SET TASK: Find the word "title" in the records below. List each line containing it.

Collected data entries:
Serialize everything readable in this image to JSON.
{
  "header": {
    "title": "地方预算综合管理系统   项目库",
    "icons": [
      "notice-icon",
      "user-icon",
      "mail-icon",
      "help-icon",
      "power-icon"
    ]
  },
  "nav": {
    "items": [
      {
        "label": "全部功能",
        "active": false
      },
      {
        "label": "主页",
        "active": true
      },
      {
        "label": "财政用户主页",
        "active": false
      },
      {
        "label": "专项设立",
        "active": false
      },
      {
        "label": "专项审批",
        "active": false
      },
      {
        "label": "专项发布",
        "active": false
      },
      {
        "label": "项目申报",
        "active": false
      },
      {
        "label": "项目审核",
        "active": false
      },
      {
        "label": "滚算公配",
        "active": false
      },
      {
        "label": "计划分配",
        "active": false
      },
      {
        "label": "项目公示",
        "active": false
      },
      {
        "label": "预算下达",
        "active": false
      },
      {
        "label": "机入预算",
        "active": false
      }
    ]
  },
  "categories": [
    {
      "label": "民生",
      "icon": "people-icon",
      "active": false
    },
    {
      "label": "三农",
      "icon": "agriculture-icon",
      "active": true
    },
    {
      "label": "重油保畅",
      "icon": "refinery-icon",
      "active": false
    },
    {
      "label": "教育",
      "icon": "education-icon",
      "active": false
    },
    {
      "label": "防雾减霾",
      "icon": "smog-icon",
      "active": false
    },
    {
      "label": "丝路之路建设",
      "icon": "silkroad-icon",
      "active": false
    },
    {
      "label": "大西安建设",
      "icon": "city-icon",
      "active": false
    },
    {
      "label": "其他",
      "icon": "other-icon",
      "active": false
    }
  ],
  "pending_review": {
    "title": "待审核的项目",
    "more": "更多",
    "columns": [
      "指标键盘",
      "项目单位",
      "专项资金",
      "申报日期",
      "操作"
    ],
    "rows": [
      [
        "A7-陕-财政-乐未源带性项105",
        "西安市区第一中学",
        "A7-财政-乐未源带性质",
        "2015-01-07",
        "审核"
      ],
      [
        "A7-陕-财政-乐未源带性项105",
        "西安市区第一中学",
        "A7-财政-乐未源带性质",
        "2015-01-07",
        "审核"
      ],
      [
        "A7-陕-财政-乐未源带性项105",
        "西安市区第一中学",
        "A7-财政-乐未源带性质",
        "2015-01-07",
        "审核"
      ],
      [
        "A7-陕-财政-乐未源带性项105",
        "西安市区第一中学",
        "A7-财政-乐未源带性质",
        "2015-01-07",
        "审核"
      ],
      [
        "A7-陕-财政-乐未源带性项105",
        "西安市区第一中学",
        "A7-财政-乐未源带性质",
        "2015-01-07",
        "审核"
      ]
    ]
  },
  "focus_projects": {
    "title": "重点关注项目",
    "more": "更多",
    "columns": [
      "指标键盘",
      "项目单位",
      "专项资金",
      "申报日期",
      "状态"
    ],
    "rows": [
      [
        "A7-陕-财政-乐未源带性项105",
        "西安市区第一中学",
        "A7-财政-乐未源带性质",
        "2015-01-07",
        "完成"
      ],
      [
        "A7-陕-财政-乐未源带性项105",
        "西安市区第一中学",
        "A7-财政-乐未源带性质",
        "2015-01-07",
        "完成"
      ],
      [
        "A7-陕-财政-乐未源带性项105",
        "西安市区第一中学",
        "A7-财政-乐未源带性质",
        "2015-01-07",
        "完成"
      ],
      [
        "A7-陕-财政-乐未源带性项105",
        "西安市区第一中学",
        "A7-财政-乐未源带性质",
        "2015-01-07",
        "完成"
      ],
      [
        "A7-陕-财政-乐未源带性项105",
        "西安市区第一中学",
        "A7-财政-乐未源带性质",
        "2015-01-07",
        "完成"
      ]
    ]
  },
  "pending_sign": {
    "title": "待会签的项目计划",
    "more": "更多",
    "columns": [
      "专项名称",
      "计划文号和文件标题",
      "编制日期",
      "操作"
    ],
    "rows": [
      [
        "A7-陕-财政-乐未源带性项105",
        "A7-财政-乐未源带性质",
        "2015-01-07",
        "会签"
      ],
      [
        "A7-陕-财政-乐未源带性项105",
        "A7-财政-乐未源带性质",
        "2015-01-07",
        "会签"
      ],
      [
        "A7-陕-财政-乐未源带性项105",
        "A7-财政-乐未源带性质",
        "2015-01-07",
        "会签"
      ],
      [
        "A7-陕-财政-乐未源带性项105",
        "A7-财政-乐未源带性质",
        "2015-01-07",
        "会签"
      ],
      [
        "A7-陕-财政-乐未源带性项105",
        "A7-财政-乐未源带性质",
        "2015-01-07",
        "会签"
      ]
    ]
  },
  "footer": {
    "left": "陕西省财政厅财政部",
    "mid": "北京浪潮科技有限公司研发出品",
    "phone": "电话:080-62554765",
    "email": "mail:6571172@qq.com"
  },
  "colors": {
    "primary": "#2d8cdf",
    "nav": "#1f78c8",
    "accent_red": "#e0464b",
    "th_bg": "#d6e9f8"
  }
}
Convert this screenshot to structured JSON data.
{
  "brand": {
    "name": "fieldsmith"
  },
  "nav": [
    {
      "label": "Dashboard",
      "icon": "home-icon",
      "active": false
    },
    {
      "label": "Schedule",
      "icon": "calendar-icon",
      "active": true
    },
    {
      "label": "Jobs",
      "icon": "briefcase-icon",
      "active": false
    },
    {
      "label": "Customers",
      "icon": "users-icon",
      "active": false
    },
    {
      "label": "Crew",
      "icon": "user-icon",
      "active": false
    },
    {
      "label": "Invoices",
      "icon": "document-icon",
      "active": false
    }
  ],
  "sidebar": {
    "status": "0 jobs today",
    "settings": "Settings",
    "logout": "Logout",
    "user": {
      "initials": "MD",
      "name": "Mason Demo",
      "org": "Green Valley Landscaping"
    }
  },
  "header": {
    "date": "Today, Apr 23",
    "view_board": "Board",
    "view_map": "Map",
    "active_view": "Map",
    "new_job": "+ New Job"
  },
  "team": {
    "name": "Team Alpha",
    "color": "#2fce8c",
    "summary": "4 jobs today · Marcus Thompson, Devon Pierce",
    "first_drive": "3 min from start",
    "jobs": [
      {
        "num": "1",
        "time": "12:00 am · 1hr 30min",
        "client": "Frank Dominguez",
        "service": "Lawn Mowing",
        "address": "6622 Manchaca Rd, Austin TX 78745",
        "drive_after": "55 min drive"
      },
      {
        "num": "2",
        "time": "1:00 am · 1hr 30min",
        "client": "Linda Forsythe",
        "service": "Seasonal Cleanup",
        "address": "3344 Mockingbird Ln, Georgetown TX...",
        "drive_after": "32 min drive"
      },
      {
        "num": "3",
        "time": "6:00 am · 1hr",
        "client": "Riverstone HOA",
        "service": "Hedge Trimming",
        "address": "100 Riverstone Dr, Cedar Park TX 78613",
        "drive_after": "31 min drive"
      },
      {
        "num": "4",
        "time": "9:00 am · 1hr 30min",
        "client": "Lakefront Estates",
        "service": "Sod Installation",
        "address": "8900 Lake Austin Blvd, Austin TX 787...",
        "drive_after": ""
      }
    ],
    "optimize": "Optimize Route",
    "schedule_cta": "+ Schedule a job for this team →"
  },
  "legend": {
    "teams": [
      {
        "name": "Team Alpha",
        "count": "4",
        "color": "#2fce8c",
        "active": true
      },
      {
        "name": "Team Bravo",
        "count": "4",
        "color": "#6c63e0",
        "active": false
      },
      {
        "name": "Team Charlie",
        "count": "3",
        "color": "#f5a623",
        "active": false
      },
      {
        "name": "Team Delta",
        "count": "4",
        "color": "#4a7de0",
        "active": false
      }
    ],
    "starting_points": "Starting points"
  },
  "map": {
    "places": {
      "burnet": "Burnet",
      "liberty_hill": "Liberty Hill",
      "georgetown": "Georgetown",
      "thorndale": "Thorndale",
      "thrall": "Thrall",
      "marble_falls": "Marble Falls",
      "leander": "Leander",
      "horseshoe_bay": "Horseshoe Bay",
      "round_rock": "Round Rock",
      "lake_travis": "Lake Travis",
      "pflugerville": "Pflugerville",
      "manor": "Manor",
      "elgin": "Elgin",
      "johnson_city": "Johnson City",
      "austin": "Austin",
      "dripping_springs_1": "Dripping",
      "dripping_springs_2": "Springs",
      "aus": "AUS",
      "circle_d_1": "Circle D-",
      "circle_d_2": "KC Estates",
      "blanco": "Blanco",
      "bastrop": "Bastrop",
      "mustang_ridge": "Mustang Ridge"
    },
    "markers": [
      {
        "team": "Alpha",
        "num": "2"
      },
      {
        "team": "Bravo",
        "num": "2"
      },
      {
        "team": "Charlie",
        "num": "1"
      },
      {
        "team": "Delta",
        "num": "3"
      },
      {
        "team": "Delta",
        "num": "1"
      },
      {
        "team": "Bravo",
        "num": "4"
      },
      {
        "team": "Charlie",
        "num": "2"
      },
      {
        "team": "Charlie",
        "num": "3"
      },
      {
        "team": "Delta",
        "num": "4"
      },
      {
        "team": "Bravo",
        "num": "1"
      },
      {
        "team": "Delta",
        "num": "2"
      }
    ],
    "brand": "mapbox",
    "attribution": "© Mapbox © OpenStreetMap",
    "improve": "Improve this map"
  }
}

RESPONSE:
    "title": "地方预算综合管理系统   项目库",
    "title": "待审核的项目",
    "title": "重点关注项目",
    "title": "待会签的项目计划",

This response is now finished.